◆ Your objective: This calls for a word-for-word copy of all the data, with each picture removed.

◆ Input data:
Start of Block
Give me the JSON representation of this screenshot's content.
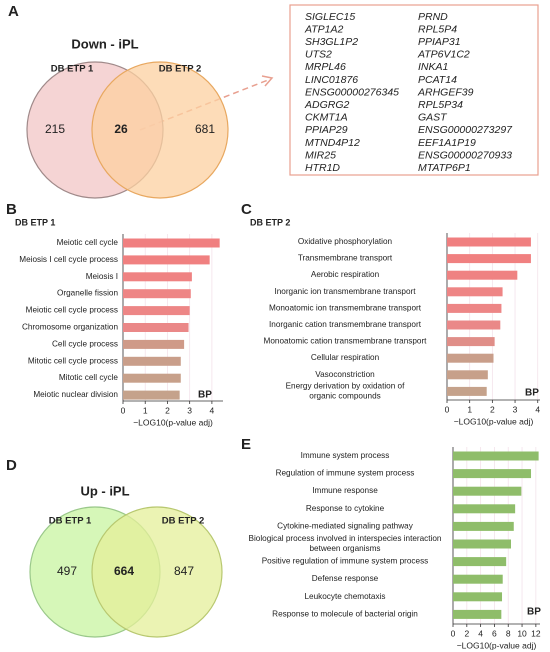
{
  "panels": [
    "A",
    "B",
    "C",
    "D",
    "E"
  ],
  "gene_list": {
    "columns": [
      [
        "SIGLEC15",
        "ATP1A2",
        "SH3GL1P2",
        "UTS2",
        "MRPL46",
        "LINC01876",
        "ENSG00000276345",
        "ADGRG2",
        "CKMT1A",
        "PPIAP29",
        "MTND4P12",
        "MIR25",
        "HTR1D"
      ],
      [
        "PRND",
        "RPL5P4",
        "PPIAP31",
        "ATP6V1C2",
        "INKA1",
        "PCAT14",
        "ARHGEF39",
        "RPL5P34",
        "GAST",
        "ENSG00000273297",
        "EEF1A1P19",
        "ENSG00000270933",
        "MTATP6P1"
      ]
    ]
  },
  "chart_data": [
    {
      "type": "venn",
      "title": "Down - iPL",
      "title_color": "#a3201f",
      "sets": [
        "DB ETP 1",
        "DB ETP 2"
      ],
      "values": [
        215,
        26,
        681
      ],
      "colors": [
        "#f2c6c6",
        "#fcd0a0"
      ],
      "edge_colors": [
        "#a08a8a",
        "#e8a860"
      ]
    },
    {
      "type": "barh",
      "title": "DB ETP 1",
      "annotation": "BP",
      "xlabel": "−LOG10(p-value adj)",
      "categories": [
        [
          "Meiotic cell cycle"
        ],
        [
          "Meiosis I cell cycle process"
        ],
        [
          "Meiosis I"
        ],
        [
          "Organelle fission"
        ],
        [
          "Meiotic cell cycle process"
        ],
        [
          "Chromosome organization"
        ],
        [
          "Cell cycle process"
        ],
        [
          "Mitotic cell cycle process"
        ],
        [
          "Mitotic cell cycle"
        ],
        [
          "Meiotic nuclear division"
        ]
      ],
      "values": [
        4.35,
        3.9,
        3.1,
        3.05,
        3.0,
        2.95,
        2.75,
        2.6,
        2.6,
        2.55
      ],
      "colors": [
        "#f07f80",
        "#f08080",
        "#ef8282",
        "#ee8585",
        "#ed8686",
        "#ea8888",
        "#cf9a88",
        "#c99e8a",
        "#c7a08a",
        "#c5a28b"
      ],
      "xlim": [
        0,
        4.5
      ],
      "xticks": [
        0,
        1,
        2,
        3,
        4
      ],
      "grid": true
    },
    {
      "type": "barh",
      "title": "DB ETP 2",
      "annotation": "BP",
      "xlabel": "−LOG10(p-value adj)",
      "categories": [
        [
          "Oxidative phosphorylation"
        ],
        [
          "Transmembrane transport"
        ],
        [
          "Aerobic respiration"
        ],
        [
          "Inorganic ion transmembrane transport"
        ],
        [
          "Monoatomic ion transmembrane transport"
        ],
        [
          "Inorganic cation transmembrane transport"
        ],
        [
          "Monoatomic cation transmembrane transport"
        ],
        [
          "Cellular respiration"
        ],
        [
          "Vasoconstriction"
        ],
        [
          "Energy derivation by oxidation of",
          "organic compounds"
        ]
      ],
      "values": [
        3.7,
        3.7,
        3.1,
        2.45,
        2.4,
        2.35,
        2.1,
        2.05,
        1.8,
        1.75
      ],
      "colors": [
        "#f07f80",
        "#f08080",
        "#ef8282",
        "#ee8585",
        "#ed8686",
        "#ea8888",
        "#e08e88",
        "#c99e8a",
        "#c7a08a",
        "#c5a28b"
      ],
      "xlim": [
        0,
        4.1
      ],
      "xticks": [
        0,
        1,
        2,
        3,
        4
      ],
      "grid": true
    },
    {
      "type": "venn",
      "title": "Up - iPL",
      "title_color": "#3b7d1c",
      "sets": [
        "DB ETP 1",
        "DB ETP 2"
      ],
      "values": [
        497,
        664,
        847
      ],
      "colors": [
        "#c8f4a0",
        "#e4ef9a"
      ],
      "edge_colors": [
        "#9ac88a",
        "#b8c870"
      ]
    },
    {
      "type": "barh",
      "annotation": "BP",
      "xlabel": "−LOG10(p-value adj)",
      "categories": [
        [
          "Immune system process"
        ],
        [
          "Regulation of immune system process"
        ],
        [
          "Immune response"
        ],
        [
          "Response to cytokine"
        ],
        [
          "Cytokine-mediated signaling pathway"
        ],
        [
          "Biological process involved in interspecies interaction",
          "between organisms"
        ],
        [
          "Positive regulation of immune system process"
        ],
        [
          "Defense response"
        ],
        [
          "Leukocyte chemotaxis"
        ],
        [
          "Response to molecule of bacterial origin"
        ]
      ],
      "values": [
        12.4,
        11.3,
        9.9,
        9.0,
        8.8,
        8.4,
        7.7,
        7.2,
        7.1,
        7.0
      ],
      "colors": [
        "#8fbd6a",
        "#8fbd6a",
        "#8fbd6a",
        "#8fbd6a",
        "#8fbd6a",
        "#8fbd6a",
        "#8fbd6a",
        "#8fbd6a",
        "#8fbd6a",
        "#8fbd6a"
      ],
      "xlim": [
        0,
        12.6
      ],
      "xticks": [
        0,
        2,
        4,
        6,
        8,
        10,
        12
      ],
      "grid": true
    }
  ]
}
End of Block
◆ Answer to this task:
Give me the JSON representation of this screenshot's content.
{
  "panels": [
    "A",
    "B",
    "C",
    "D",
    "E"
  ],
  "gene_list": {
    "columns": [
      [
        "SIGLEC15",
        "ATP1A2",
        "SH3GL1P2",
        "UTS2",
        "MRPL46",
        "LINC01876",
        "ENSG00000276345",
        "ADGRG2",
        "CKMT1A",
        "PPIAP29",
        "MTND4P12",
        "MIR25",
        "HTR1D"
      ],
      [
        "PRND",
        "RPL5P4",
        "PPIAP31",
        "ATP6V1C2",
        "INKA1",
        "PCAT14",
        "ARHGEF39",
        "RPL5P34",
        "GAST",
        "ENSG00000273297",
        "EEF1A1P19",
        "ENSG00000270933",
        "MTATP6P1"
      ]
    ]
  },
  "chart_data": [
    {
      "type": "venn",
      "title": "Down - iPL",
      "title_color": "#a3201f",
      "sets": [
        "DB ETP 1",
        "DB ETP 2"
      ],
      "values": [
        215,
        26,
        681
      ],
      "colors": [
        "#f2c6c6",
        "#fcd0a0"
      ],
      "edge_colors": [
        "#a08a8a",
        "#e8a860"
      ]
    },
    {
      "type": "barh",
      "title": "DB ETP 1",
      "annotation": "BP",
      "xlabel": "−LOG10(p-value adj)",
      "categories": [
        [
          "Meiotic cell cycle"
        ],
        [
          "Meiosis I cell cycle process"
        ],
        [
          "Meiosis I"
        ],
        [
          "Organelle fission"
        ],
        [
          "Meiotic cell cycle process"
        ],
        [
          "Chromosome organization"
        ],
        [
          "Cell cycle process"
        ],
        [
          "Mitotic cell cycle process"
        ],
        [
          "Mitotic cell cycle"
        ],
        [
          "Meiotic nuclear division"
        ]
      ],
      "values": [
        4.35,
        3.9,
        3.1,
        3.05,
        3.0,
        2.95,
        2.75,
        2.6,
        2.6,
        2.55
      ],
      "colors": [
        "#f07f80",
        "#f08080",
        "#ef8282",
        "#ee8585",
        "#ed8686",
        "#ea8888",
        "#cf9a88",
        "#c99e8a",
        "#c7a08a",
        "#c5a28b"
      ],
      "xlim": [
        0,
        4.5
      ],
      "xticks": [
        0,
        1,
        2,
        3,
        4
      ],
      "grid": true
    },
    {
      "type": "barh",
      "title": "DB ETP 2",
      "annotation": "BP",
      "xlabel": "−LOG10(p-value adj)",
      "categories": [
        [
          "Oxidative phosphorylation"
        ],
        [
          "Transmembrane transport"
        ],
        [
          "Aerobic respiration"
        ],
        [
          "Inorganic ion transmembrane transport"
        ],
        [
          "Monoatomic ion transmembrane transport"
        ],
        [
          "Inorganic cation transmembrane transport"
        ],
        [
          "Monoatomic cation transmembrane transport"
        ],
        [
          "Cellular respiration"
        ],
        [
          "Vasoconstriction"
        ],
        [
          "Energy derivation by oxidation of",
          "organic compounds"
        ]
      ],
      "values": [
        3.7,
        3.7,
        3.1,
        2.45,
        2.4,
        2.35,
        2.1,
        2.05,
        1.8,
        1.75
      ],
      "colors": [
        "#f07f80",
        "#f08080",
        "#ef8282",
        "#ee8585",
        "#ed8686",
        "#ea8888",
        "#e08e88",
        "#c99e8a",
        "#c7a08a",
        "#c5a28b"
      ],
      "xlim": [
        0,
        4.1
      ],
      "xticks": [
        0,
        1,
        2,
        3,
        4
      ],
      "grid": true
    },
    {
      "type": "venn",
      "title": "Up - iPL",
      "title_color": "#3b7d1c",
      "sets": [
        "DB ETP 1",
        "DB ETP 2"
      ],
      "values": [
        497,
        664,
        847
      ],
      "colors": [
        "#c8f4a0",
        "#e4ef9a"
      ],
      "edge_colors": [
        "#9ac88a",
        "#b8c870"
      ]
    },
    {
      "type": "barh",
      "annotation": "BP",
      "xlabel": "−LOG10(p-value adj)",
      "categories": [
        [
          "Immune system process"
        ],
        [
          "Regulation of immune system process"
        ],
        [
          "Immune response"
        ],
        [
          "Response to cytokine"
        ],
        [
          "Cytokine-mediated signaling pathway"
        ],
        [
          "Biological process involved in interspecies interaction",
          "between organisms"
        ],
        [
          "Positive regulation of immune system process"
        ],
        [
          "Defense response"
        ],
        [
          "Leukocyte chemotaxis"
        ],
        [
          "Response to molecule of bacterial origin"
        ]
      ],
      "values": [
        12.4,
        11.3,
        9.9,
        9.0,
        8.8,
        8.4,
        7.7,
        7.2,
        7.1,
        7.0
      ],
      "colors": [
        "#8fbd6a",
        "#8fbd6a",
        "#8fbd6a",
        "#8fbd6a",
        "#8fbd6a",
        "#8fbd6a",
        "#8fbd6a",
        "#8fbd6a",
        "#8fbd6a",
        "#8fbd6a"
      ],
      "xlim": [
        0,
        12.6
      ],
      "xticks": [
        0,
        2,
        4,
        6,
        8,
        10,
        12
      ],
      "grid": true
    }
  ]
}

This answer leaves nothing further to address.